Available records
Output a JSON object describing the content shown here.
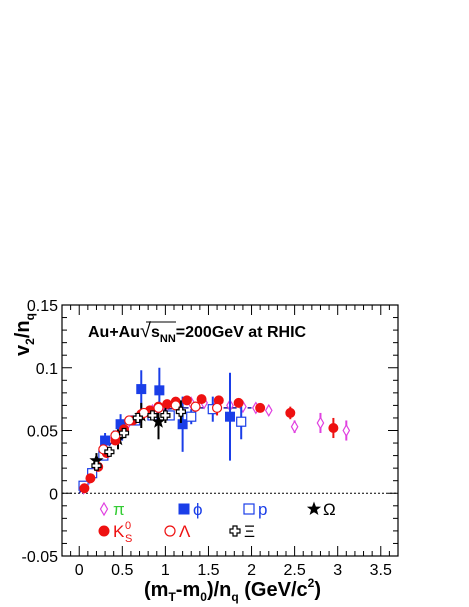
{
  "chart_data": {
    "type": "scatter",
    "title": "",
    "annotation": {
      "prefix": "Au+Au",
      "sqrt_symbol": "√",
      "s": "s",
      "nn": "NN",
      "suffix": "=200GeV at RHIC"
    },
    "xlabel": {
      "open": "(m",
      "sub1": "T",
      "mid": "-m",
      "sub2": "0",
      "mid2": ")/n",
      "sub3": "q",
      "unit": " (GeV/c",
      "sup": "2",
      "close": ")"
    },
    "ylabel": {
      "main": "v",
      "sub1": "2",
      "slash": "/n",
      "sub2": "q"
    },
    "xlim": [
      -0.2,
      3.7
    ],
    "ylim": [
      -0.05,
      0.15
    ],
    "xticks": [
      "0",
      "0.5",
      "1",
      "1.5",
      "2",
      "2.5",
      "3",
      "3.5"
    ],
    "xtick_values": [
      0,
      0.5,
      1,
      1.5,
      2,
      2.5,
      3,
      3.5
    ],
    "yticks": [
      "-0.05",
      "0",
      "0.05",
      "0.1",
      "0.15"
    ],
    "ytick_values": [
      -0.05,
      0,
      0.05,
      0.1,
      0.15
    ],
    "zero_line": true,
    "legend": {
      "placement": "bottom",
      "entries": [
        {
          "key": "pi",
          "label": "π",
          "marker": "diamond-open",
          "color": "#e040e0",
          "label_color": "#33cc33"
        },
        {
          "key": "phi",
          "label": "ϕ",
          "marker": "square-filled",
          "color": "#1a3ee8",
          "label_color": "#1a3ee8"
        },
        {
          "key": "p",
          "label": "p",
          "marker": "square-open",
          "color": "#1a3ee8",
          "label_color": "#1a3ee8"
        },
        {
          "key": "omega",
          "label": "Ω",
          "marker": "star",
          "color": "#000000",
          "label_color": "#000000"
        },
        {
          "key": "ks",
          "label": "K",
          "sub": "S",
          "sup": "0",
          "marker": "circle-filled",
          "color": "#ee1111",
          "label_color": "#ee1111"
        },
        {
          "key": "lambda",
          "label": "Λ",
          "marker": "circle-open",
          "color": "#ee1111",
          "label_color": "#ee1111"
        },
        {
          "key": "xi",
          "label": "Ξ",
          "marker": "cross-open",
          "color": "#000000",
          "label_color": "#000000"
        }
      ]
    },
    "series": [
      {
        "key": "pi",
        "marker": "diamond-open",
        "color": "#e040e0",
        "x": [
          0.05,
          0.12,
          0.2,
          0.3,
          0.4,
          0.55,
          0.7,
          0.85,
          1.0,
          1.15,
          1.3,
          1.45,
          1.6,
          1.75,
          1.9,
          2.05,
          2.2,
          2.5,
          2.8,
          3.1
        ],
        "y": [
          0.004,
          0.012,
          0.022,
          0.033,
          0.044,
          0.054,
          0.061,
          0.066,
          0.069,
          0.071,
          0.072,
          0.072,
          0.071,
          0.07,
          0.069,
          0.068,
          0.066,
          0.053,
          0.056,
          0.05
        ],
        "yerr": [
          0.001,
          0.001,
          0.001,
          0.001,
          0.001,
          0.001,
          0.001,
          0.001,
          0.002,
          0.002,
          0.002,
          0.002,
          0.003,
          0.003,
          0.003,
          0.004,
          0.004,
          0.005,
          0.008,
          0.008
        ]
      },
      {
        "key": "phi",
        "marker": "square-filled",
        "color": "#1a3ee8",
        "x": [
          0.3,
          0.48,
          0.72,
          0.93,
          1.2,
          1.75
        ],
        "y": [
          0.042,
          0.055,
          0.083,
          0.082,
          0.055,
          0.061
        ],
        "yerr": [
          0.006,
          0.008,
          0.015,
          0.018,
          0.022,
          0.035
        ]
      },
      {
        "key": "p",
        "marker": "square-open",
        "color": "#1a3ee8",
        "x": [
          0.05,
          0.15,
          0.28,
          0.45,
          0.65,
          0.85,
          1.05,
          1.3,
          1.55,
          1.88
        ],
        "y": [
          0.006,
          0.016,
          0.03,
          0.046,
          0.058,
          0.062,
          0.062,
          0.061,
          0.067,
          0.057
        ],
        "yerr": [
          0.001,
          0.001,
          0.001,
          0.002,
          0.002,
          0.003,
          0.004,
          0.006,
          0.01,
          0.014
        ]
      },
      {
        "key": "omega",
        "marker": "star",
        "color": "#000000",
        "x": [
          0.2,
          0.45,
          0.72,
          0.92
        ],
        "y": [
          0.026,
          0.043,
          0.062,
          0.057
        ],
        "yerr": [
          0.006,
          0.008,
          0.01,
          0.014
        ]
      },
      {
        "key": "ks",
        "marker": "circle-filled",
        "color": "#ee1111",
        "x": [
          0.06,
          0.13,
          0.22,
          0.32,
          0.42,
          0.52,
          0.62,
          0.72,
          0.82,
          0.92,
          1.02,
          1.12,
          1.25,
          1.42,
          1.62,
          1.85,
          2.1,
          2.45,
          2.95
        ],
        "y": [
          0.004,
          0.012,
          0.021,
          0.032,
          0.042,
          0.051,
          0.058,
          0.063,
          0.066,
          0.069,
          0.071,
          0.073,
          0.074,
          0.075,
          0.074,
          0.072,
          0.068,
          0.064,
          0.052
        ],
        "yerr": [
          0.0008,
          0.0008,
          0.0008,
          0.0008,
          0.0008,
          0.0008,
          0.0008,
          0.001,
          0.001,
          0.001,
          0.001,
          0.0012,
          0.0015,
          0.002,
          0.002,
          0.003,
          0.003,
          0.005,
          0.008
        ]
      },
      {
        "key": "lambda",
        "marker": "circle-open",
        "color": "#ee1111",
        "x": [
          0.28,
          0.42,
          0.58,
          0.75,
          0.92,
          1.12,
          1.35,
          1.6
        ],
        "y": [
          0.035,
          0.046,
          0.058,
          0.064,
          0.068,
          0.07,
          0.069,
          0.068
        ],
        "yerr": [
          0.001,
          0.001,
          0.001,
          0.002,
          0.002,
          0.003,
          0.004,
          0.006
        ]
      },
      {
        "key": "xi",
        "marker": "cross-open",
        "color": "#000000",
        "x": [
          0.2,
          0.35,
          0.52,
          0.68,
          0.85,
          1.0,
          1.18
        ],
        "y": [
          0.022,
          0.033,
          0.048,
          0.06,
          0.062,
          0.062,
          0.065
        ],
        "yerr": [
          0.002,
          0.002,
          0.002,
          0.003,
          0.004,
          0.006,
          0.009
        ]
      }
    ],
    "fit_curve": {
      "style": "dashed",
      "color": "#1a1aa0",
      "x": [
        0.0,
        0.1,
        0.2,
        0.3,
        0.4,
        0.5,
        0.6,
        0.7,
        0.8,
        0.9,
        1.0,
        1.2,
        1.4,
        1.6,
        1.8,
        2.0
      ],
      "y": [
        0.0,
        0.011,
        0.022,
        0.033,
        0.043,
        0.051,
        0.057,
        0.061,
        0.064,
        0.066,
        0.067,
        0.068,
        0.068,
        0.068,
        0.068,
        0.068
      ]
    }
  }
}
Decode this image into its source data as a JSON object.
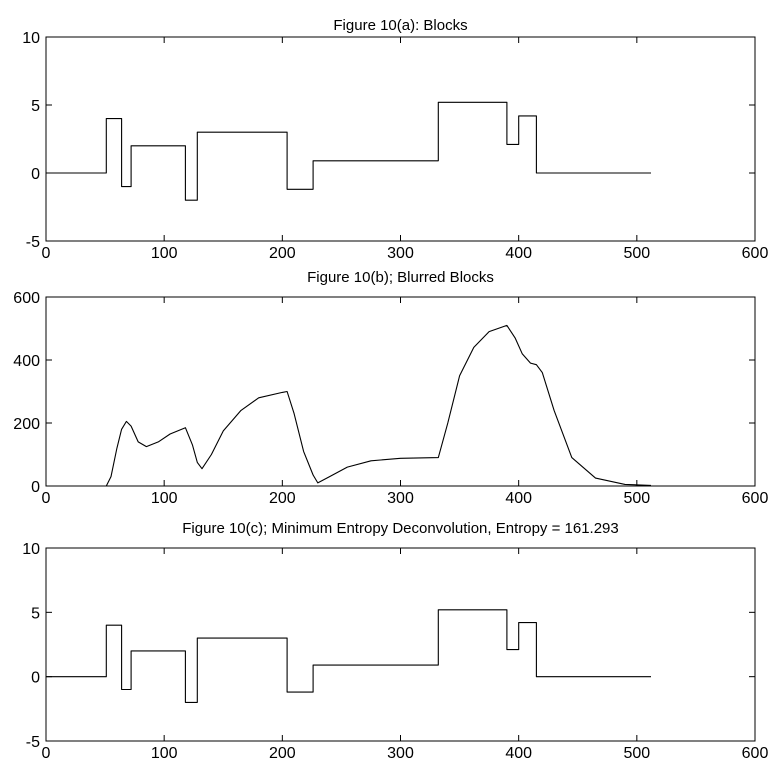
{
  "chart_data": [
    {
      "type": "line",
      "title": "Figure 10(a): Blocks",
      "xlim": [
        0,
        600
      ],
      "ylim": [
        -5,
        10
      ],
      "xticks": [
        "0",
        "100",
        "200",
        "300",
        "400",
        "500",
        "600"
      ],
      "yticks": [
        "-5",
        "0",
        "5",
        "10"
      ],
      "series": [
        {
          "x": [
            0,
            51,
            51,
            64,
            64,
            72,
            72,
            118,
            118,
            128,
            128,
            204,
            204,
            226,
            226,
            332,
            332,
            390,
            390,
            400,
            400,
            415,
            415,
            512
          ],
          "y": [
            0,
            0,
            4,
            4,
            -1,
            -1,
            2,
            2,
            -2,
            -2,
            3,
            3,
            -1.2,
            -1.2,
            0.9,
            0.9,
            5.2,
            5.2,
            2.1,
            2.1,
            4.2,
            4.2,
            0,
            0
          ]
        }
      ]
    },
    {
      "type": "line",
      "title": "Figure 10(b); Blurred Blocks",
      "xlim": [
        0,
        600
      ],
      "ylim": [
        0,
        600
      ],
      "xticks": [
        "0",
        "100",
        "200",
        "300",
        "400",
        "500",
        "600"
      ],
      "yticks": [
        "0",
        "200",
        "400",
        "600"
      ],
      "series": [
        {
          "x": [
            0,
            51,
            55,
            60,
            64,
            68,
            72,
            78,
            85,
            95,
            105,
            118,
            124,
            128,
            132,
            140,
            150,
            165,
            180,
            200,
            204,
            210,
            218,
            226,
            230,
            240,
            255,
            275,
            300,
            332,
            340,
            350,
            362,
            375,
            390,
            397,
            403,
            410,
            415,
            420,
            430,
            445,
            465,
            490,
            512
          ],
          "y": [
            0,
            0,
            30,
            120,
            180,
            205,
            190,
            140,
            125,
            140,
            165,
            185,
            130,
            75,
            55,
            100,
            175,
            240,
            280,
            297,
            300,
            230,
            110,
            35,
            10,
            30,
            60,
            80,
            88,
            90,
            200,
            350,
            440,
            490,
            510,
            470,
            420,
            390,
            385,
            360,
            240,
            90,
            25,
            5,
            2
          ]
        }
      ]
    },
    {
      "type": "line",
      "title": "Figure 10(c); Minimum Entropy Deconvolution, Entropy = 161.293",
      "xlim": [
        0,
        600
      ],
      "ylim": [
        -5,
        10
      ],
      "xticks": [
        "0",
        "100",
        "200",
        "300",
        "400",
        "500",
        "600"
      ],
      "yticks": [
        "-5",
        "0",
        "5",
        "10"
      ],
      "series": [
        {
          "x": [
            0,
            51,
            51,
            64,
            64,
            72,
            72,
            118,
            118,
            128,
            128,
            204,
            204,
            226,
            226,
            332,
            332,
            390,
            390,
            400,
            400,
            415,
            415,
            512
          ],
          "y": [
            0,
            0,
            4,
            4,
            -1,
            -1,
            2,
            2,
            -2,
            -2,
            3,
            3,
            -1.2,
            -1.2,
            0.9,
            0.9,
            5.2,
            5.2,
            2.1,
            2.1,
            4.2,
            4.2,
            0,
            0
          ]
        }
      ]
    }
  ]
}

What the task requires
Gather each line in these records that contains the string "cross".

Answer below
          "marker": "cross-open",
        "marker": "cross-open",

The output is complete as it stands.